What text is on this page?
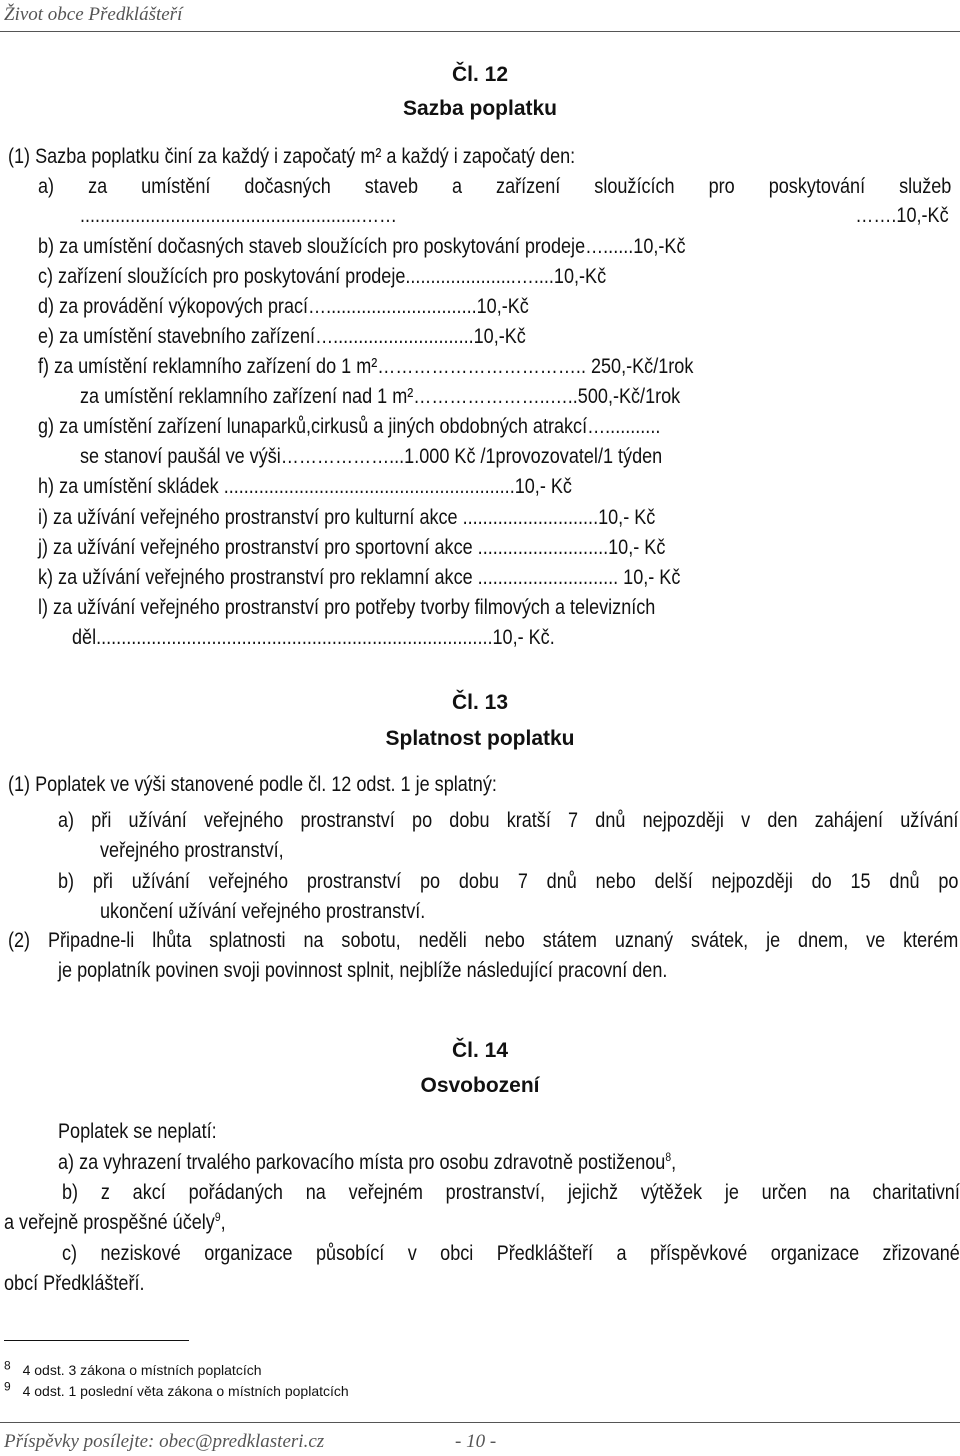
Život obce Předklášteří
Čl. 12
Sazba poplatku
(1) Sazba poplatku činí za každý i započatý m² a každý i započatý den:
a) za umístění dočasných staveb a zařízení sloužících pro poskytování služeb
........................................................…… …….10,-Kč
b) za umístění dočasných staveb sloužících pro poskytování prodeje…......10,-Kč
c) zařízení sloužících pro poskytování prodeje......................…....10,-Kč
d) za provádění výkopových prací…..............................10,-Kč
e) za umístění stavebního zařízení…............................10,-Kč
f) za umístění reklamního zařízení do 1 m²…………………………….. 250,-Kč/1rok
za umístění reklamního zařízení nad 1 m²…………………..…..500,-Kč/1rok
g) za umístění zařízení lunaparků,cirkusů a jiných obdobných atrakcí…...........
se stanoví paušál ve výši………………...1.000 Kč /1provozovatel/1 týden
h) za umístění skládek ..........................................................10,- Kč
i) za užívání veřejného prostranství pro kulturní akce ...........................10,- Kč
j) za užívání veřejného prostranství pro sportovní akce ..........................10,- Kč
k) za užívání veřejného prostranství pro reklamní akce ............................ 10,- Kč
l) za užívání veřejného prostranství pro potřeby tvorby filmových a televizních
děl...............................................................................10,- Kč.
Čl. 13
Splatnost poplatku
(1) Poplatek ve výši stanovené podle čl. 12 odst. 1 je splatný:
a) při užívání veřejného prostranství po dobu kratší 7 dnů nejpozději v den zahájení užívání
veřejného prostranství,
b) při užívání veřejného prostranství po dobu 7 dnů nebo delší nejpozději do 15 dnů po
ukončení užívání veřejného prostranství.
(2) Připadne-li lhůta splatnosti na sobotu, neděli nebo státem uznaný svátek, je dnem, ve kterém
je poplatník povinen svoji povinnost splnit, nejblíže následující pracovní den.
Čl. 14
Osvobození
Poplatek se neplatí:
a) za vyhrazení trvalého parkovacího místa pro osobu zdravotně postiženou$^8$,
b) z akcí pořádaných na veřejném prostranství, jejichž výtěžek je určen na charitativní
a veřejně prospěšné účely$^9$,
c) neziskové organizace působící v obci Předklášteří a příspěvkové organizace zřizované
obcí Předklášteří.
$^8$ 4 odst. 3 zákona o místních poplatcích
$^9$ 4 odst. 1 poslední věta zákona o místních poplatcích
Příspěvky posílejte: obec@predklasteri.cz	- 10 -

________________________

**Task brief**
Check every line for "akce" and show the ones that have it.

**Output of the task**
i) za užívání veřejného prostranství pro kulturní akce ...........................10,- Kč
j) za užívání veřejného prostranství pro sportovní akce ..........................10,- Kč
k) za užívání veřejného prostranství pro reklamní akce ............................ 10,- Kč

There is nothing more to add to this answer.